'''
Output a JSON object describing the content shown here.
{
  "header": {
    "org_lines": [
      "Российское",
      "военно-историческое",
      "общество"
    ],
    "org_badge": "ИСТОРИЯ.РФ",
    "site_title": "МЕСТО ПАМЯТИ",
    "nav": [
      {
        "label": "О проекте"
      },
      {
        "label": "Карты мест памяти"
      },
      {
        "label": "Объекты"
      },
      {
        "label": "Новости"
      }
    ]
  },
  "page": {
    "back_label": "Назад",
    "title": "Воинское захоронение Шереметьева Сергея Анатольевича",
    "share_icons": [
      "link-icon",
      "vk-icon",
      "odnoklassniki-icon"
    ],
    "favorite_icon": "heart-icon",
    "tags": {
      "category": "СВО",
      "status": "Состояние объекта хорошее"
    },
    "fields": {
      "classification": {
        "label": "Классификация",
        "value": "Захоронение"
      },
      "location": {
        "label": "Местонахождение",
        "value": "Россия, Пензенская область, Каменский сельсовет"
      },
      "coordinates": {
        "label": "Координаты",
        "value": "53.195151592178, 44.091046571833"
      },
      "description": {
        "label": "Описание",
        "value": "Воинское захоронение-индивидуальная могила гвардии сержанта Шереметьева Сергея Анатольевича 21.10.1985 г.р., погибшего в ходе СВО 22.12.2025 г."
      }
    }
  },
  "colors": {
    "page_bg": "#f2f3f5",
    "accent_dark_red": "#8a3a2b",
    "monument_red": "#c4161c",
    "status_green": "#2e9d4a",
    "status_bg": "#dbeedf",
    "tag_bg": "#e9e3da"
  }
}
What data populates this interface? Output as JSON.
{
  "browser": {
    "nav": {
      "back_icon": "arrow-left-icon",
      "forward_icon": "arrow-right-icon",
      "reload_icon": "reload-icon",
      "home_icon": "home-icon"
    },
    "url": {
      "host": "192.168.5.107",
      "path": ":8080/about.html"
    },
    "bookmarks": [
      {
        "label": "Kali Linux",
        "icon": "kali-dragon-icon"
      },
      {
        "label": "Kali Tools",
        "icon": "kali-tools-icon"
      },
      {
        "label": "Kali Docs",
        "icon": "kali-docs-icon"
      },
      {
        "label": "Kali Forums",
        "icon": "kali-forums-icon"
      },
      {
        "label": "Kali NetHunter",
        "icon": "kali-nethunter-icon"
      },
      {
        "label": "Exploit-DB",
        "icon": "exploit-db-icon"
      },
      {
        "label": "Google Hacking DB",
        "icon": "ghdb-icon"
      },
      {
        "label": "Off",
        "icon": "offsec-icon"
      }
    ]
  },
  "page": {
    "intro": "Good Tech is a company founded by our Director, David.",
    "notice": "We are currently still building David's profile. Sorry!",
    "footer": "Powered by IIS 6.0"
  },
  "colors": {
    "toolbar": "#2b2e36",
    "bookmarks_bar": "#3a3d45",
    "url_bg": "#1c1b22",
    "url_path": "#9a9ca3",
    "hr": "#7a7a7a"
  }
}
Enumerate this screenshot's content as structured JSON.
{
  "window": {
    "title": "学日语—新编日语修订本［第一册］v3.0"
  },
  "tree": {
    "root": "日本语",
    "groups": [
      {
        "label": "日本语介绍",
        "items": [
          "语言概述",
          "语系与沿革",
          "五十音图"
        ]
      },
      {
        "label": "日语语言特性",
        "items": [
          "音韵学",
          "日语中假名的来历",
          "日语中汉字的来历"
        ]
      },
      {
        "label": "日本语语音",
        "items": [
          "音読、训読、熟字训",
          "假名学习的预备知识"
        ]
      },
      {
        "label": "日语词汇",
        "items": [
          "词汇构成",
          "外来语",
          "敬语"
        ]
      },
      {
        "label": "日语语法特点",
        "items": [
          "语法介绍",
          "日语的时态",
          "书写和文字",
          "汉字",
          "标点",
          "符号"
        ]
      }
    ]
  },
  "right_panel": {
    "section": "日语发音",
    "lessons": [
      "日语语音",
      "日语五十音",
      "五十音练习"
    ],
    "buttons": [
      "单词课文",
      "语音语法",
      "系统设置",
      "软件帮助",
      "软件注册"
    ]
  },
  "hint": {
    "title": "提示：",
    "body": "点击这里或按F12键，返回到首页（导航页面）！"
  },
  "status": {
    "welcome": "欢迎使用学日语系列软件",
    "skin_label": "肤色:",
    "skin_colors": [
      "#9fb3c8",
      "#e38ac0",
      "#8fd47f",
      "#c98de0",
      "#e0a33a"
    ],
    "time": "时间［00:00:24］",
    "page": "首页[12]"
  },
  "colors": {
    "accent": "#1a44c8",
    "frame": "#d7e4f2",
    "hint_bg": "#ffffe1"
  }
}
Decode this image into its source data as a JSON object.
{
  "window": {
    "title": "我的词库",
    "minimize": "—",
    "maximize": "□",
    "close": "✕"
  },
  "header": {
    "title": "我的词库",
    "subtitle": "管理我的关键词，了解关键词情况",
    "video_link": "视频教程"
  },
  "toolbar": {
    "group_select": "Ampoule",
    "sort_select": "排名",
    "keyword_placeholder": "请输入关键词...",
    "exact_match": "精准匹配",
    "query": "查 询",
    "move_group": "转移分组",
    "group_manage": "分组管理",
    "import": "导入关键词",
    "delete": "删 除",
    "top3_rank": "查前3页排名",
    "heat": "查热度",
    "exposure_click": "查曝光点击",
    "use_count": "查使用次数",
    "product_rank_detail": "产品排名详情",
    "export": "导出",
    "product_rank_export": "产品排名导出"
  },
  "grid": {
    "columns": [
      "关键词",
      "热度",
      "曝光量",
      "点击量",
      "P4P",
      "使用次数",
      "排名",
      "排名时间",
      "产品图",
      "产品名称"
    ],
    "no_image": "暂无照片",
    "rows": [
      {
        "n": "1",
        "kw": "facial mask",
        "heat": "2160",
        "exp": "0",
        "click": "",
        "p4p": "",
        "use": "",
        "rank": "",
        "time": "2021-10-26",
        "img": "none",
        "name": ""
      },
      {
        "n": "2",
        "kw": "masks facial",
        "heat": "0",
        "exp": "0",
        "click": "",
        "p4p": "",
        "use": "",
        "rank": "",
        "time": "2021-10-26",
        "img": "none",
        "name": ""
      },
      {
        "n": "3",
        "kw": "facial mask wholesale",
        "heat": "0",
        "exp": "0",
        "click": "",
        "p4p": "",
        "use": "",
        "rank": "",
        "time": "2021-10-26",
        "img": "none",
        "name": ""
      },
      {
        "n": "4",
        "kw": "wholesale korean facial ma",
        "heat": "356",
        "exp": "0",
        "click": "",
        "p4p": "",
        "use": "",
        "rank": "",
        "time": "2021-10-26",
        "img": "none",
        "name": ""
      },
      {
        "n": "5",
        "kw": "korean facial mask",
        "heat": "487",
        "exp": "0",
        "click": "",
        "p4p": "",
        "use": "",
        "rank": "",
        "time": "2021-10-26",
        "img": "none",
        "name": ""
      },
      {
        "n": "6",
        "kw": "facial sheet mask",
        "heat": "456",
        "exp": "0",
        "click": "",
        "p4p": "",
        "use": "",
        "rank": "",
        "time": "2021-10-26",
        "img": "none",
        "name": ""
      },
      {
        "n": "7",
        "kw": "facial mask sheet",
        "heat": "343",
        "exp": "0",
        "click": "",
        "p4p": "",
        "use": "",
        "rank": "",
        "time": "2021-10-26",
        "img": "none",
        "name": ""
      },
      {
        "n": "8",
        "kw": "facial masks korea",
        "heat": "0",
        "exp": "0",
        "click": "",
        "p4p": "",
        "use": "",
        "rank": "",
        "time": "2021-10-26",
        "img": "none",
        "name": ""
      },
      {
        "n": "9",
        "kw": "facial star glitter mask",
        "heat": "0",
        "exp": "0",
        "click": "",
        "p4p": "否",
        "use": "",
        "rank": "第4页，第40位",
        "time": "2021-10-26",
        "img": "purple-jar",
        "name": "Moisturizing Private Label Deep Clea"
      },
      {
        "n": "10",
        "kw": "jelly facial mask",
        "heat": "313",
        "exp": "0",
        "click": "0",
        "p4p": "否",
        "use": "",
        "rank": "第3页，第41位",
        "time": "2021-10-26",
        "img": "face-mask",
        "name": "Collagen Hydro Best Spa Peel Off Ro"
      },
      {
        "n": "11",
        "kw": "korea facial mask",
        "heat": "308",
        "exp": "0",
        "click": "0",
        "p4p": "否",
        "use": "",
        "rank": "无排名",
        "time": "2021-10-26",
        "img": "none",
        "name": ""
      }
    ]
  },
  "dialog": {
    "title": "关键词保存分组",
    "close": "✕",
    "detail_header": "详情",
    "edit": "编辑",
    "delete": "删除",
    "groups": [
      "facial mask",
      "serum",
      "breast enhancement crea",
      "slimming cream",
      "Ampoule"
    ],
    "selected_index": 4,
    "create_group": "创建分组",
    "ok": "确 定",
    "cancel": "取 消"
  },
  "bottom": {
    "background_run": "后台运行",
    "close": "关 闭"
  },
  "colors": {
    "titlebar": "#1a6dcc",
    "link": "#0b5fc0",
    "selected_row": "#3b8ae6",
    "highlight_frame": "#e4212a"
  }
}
'''
What you should do: Looking at the entries above, state how many lines contain "Воинское"; give the number alone.

Result of this task: 2